DATASET RECORDS –
--- begin ---

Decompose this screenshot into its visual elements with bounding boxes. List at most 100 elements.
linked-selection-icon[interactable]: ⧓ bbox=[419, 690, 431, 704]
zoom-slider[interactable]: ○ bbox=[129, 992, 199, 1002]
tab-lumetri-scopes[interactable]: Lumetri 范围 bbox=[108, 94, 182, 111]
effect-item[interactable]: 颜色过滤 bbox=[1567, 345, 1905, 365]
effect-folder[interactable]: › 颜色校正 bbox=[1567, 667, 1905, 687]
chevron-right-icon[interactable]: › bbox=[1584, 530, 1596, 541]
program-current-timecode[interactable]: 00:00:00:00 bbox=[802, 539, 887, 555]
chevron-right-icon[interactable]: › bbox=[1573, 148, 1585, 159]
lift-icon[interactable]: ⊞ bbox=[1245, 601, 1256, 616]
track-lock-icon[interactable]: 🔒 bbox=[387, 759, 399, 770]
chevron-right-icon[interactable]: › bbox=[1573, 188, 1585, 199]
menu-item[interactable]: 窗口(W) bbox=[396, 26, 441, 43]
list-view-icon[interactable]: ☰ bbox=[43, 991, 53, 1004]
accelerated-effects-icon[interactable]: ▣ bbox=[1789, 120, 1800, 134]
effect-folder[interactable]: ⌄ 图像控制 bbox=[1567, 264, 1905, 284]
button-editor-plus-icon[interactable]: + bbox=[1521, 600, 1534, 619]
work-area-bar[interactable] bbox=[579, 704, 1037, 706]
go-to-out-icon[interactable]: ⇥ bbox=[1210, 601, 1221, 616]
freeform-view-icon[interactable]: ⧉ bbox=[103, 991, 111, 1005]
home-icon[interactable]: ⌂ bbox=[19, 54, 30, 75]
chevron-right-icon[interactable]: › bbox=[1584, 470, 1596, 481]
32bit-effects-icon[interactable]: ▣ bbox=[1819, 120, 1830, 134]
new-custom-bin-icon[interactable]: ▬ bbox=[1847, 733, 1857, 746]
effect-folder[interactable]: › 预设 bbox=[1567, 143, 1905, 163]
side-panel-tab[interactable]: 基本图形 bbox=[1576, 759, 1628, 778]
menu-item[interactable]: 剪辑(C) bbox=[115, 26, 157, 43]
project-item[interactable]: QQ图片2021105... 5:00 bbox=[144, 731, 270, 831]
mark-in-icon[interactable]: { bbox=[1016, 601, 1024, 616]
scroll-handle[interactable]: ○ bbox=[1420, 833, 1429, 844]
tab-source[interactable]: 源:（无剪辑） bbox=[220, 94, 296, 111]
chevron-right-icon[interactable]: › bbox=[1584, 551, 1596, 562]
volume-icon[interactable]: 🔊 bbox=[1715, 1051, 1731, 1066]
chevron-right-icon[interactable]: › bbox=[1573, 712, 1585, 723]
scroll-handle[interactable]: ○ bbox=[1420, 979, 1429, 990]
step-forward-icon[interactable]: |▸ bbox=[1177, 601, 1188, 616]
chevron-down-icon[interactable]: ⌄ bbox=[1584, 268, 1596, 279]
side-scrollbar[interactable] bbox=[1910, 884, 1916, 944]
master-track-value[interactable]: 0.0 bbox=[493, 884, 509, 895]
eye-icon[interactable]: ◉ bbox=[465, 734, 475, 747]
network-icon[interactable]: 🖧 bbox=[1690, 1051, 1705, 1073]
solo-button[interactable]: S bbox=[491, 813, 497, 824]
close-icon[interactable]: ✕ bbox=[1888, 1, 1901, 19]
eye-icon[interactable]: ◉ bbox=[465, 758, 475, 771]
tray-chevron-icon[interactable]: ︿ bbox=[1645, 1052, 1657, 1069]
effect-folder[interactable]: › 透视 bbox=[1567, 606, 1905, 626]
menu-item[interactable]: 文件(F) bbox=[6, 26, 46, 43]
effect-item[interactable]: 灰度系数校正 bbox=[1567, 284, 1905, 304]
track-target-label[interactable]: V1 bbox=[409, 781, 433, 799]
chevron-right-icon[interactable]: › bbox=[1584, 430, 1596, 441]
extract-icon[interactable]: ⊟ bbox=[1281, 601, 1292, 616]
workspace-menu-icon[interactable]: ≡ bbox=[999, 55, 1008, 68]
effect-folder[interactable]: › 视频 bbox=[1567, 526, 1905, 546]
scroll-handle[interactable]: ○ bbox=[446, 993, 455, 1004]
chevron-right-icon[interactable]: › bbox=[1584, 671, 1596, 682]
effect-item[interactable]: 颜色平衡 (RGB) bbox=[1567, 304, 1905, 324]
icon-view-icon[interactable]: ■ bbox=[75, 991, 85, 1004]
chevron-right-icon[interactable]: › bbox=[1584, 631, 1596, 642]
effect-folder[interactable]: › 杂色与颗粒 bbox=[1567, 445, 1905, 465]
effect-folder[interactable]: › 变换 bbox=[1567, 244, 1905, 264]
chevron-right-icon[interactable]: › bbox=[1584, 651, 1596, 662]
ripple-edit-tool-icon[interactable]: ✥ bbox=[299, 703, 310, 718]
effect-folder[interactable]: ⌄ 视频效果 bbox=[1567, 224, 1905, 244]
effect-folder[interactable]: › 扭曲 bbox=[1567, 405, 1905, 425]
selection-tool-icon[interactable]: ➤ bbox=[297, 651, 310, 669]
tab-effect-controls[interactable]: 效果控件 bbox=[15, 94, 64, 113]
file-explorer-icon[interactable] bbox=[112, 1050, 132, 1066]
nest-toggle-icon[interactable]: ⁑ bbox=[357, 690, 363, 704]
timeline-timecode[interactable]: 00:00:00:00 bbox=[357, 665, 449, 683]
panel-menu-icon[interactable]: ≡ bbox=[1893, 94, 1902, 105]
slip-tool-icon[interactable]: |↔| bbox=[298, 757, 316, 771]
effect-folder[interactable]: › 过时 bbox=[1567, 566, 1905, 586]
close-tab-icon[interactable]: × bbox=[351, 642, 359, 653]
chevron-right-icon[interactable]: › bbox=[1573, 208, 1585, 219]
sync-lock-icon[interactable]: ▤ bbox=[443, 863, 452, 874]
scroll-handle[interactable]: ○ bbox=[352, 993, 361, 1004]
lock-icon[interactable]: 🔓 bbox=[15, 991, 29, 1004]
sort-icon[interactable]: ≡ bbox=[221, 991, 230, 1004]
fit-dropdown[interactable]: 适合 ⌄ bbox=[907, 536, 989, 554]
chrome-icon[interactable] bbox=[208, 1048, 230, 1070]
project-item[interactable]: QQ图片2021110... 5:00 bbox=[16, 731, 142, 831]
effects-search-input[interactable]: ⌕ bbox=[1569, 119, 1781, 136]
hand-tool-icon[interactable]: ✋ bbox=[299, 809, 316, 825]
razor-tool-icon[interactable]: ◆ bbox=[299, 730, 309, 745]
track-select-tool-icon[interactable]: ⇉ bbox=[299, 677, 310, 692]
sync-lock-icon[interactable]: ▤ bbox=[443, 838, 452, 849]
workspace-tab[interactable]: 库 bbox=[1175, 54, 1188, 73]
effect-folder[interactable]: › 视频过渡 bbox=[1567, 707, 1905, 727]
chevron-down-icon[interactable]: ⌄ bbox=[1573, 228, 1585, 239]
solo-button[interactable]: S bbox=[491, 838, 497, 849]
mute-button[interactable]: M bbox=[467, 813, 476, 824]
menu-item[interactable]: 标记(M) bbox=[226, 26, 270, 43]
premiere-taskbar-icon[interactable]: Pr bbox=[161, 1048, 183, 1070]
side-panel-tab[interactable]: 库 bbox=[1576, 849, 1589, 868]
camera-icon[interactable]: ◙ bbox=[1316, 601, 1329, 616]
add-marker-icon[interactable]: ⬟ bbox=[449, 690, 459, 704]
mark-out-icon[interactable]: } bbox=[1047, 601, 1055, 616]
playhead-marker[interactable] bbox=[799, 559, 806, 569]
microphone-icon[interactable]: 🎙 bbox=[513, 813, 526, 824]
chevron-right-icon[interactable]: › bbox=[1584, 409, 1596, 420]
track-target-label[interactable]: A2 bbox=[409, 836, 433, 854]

--- end ---

WHAT IS BEING ASKED –
Copy the lines exactly, beginning with the first one and ending after the line that contains "list-view-icon[interactable]: ☰ bbox=[43, 991, 53, 1004]".

ANSWER –
Decompose this screenshot into its visual elements with bounding boxes. List at most 100 elements.
linked-selection-icon[interactable]: ⧓ bbox=[419, 690, 431, 704]
zoom-slider[interactable]: ○ bbox=[129, 992, 199, 1002]
tab-lumetri-scopes[interactable]: Lumetri 范围 bbox=[108, 94, 182, 111]
effect-item[interactable]: 颜色过滤 bbox=[1567, 345, 1905, 365]
effect-folder[interactable]: › 颜色校正 bbox=[1567, 667, 1905, 687]
chevron-right-icon[interactable]: › bbox=[1584, 530, 1596, 541]
program-current-timecode[interactable]: 00:00:00:00 bbox=[802, 539, 887, 555]
chevron-right-icon[interactable]: › bbox=[1573, 148, 1585, 159]
lift-icon[interactable]: ⊞ bbox=[1245, 601, 1256, 616]
track-lock-icon[interactable]: 🔒 bbox=[387, 759, 399, 770]
chevron-right-icon[interactable]: › bbox=[1573, 188, 1585, 199]
menu-item[interactable]: 窗口(W) bbox=[396, 26, 441, 43]
list-view-icon[interactable]: ☰ bbox=[43, 991, 53, 1004]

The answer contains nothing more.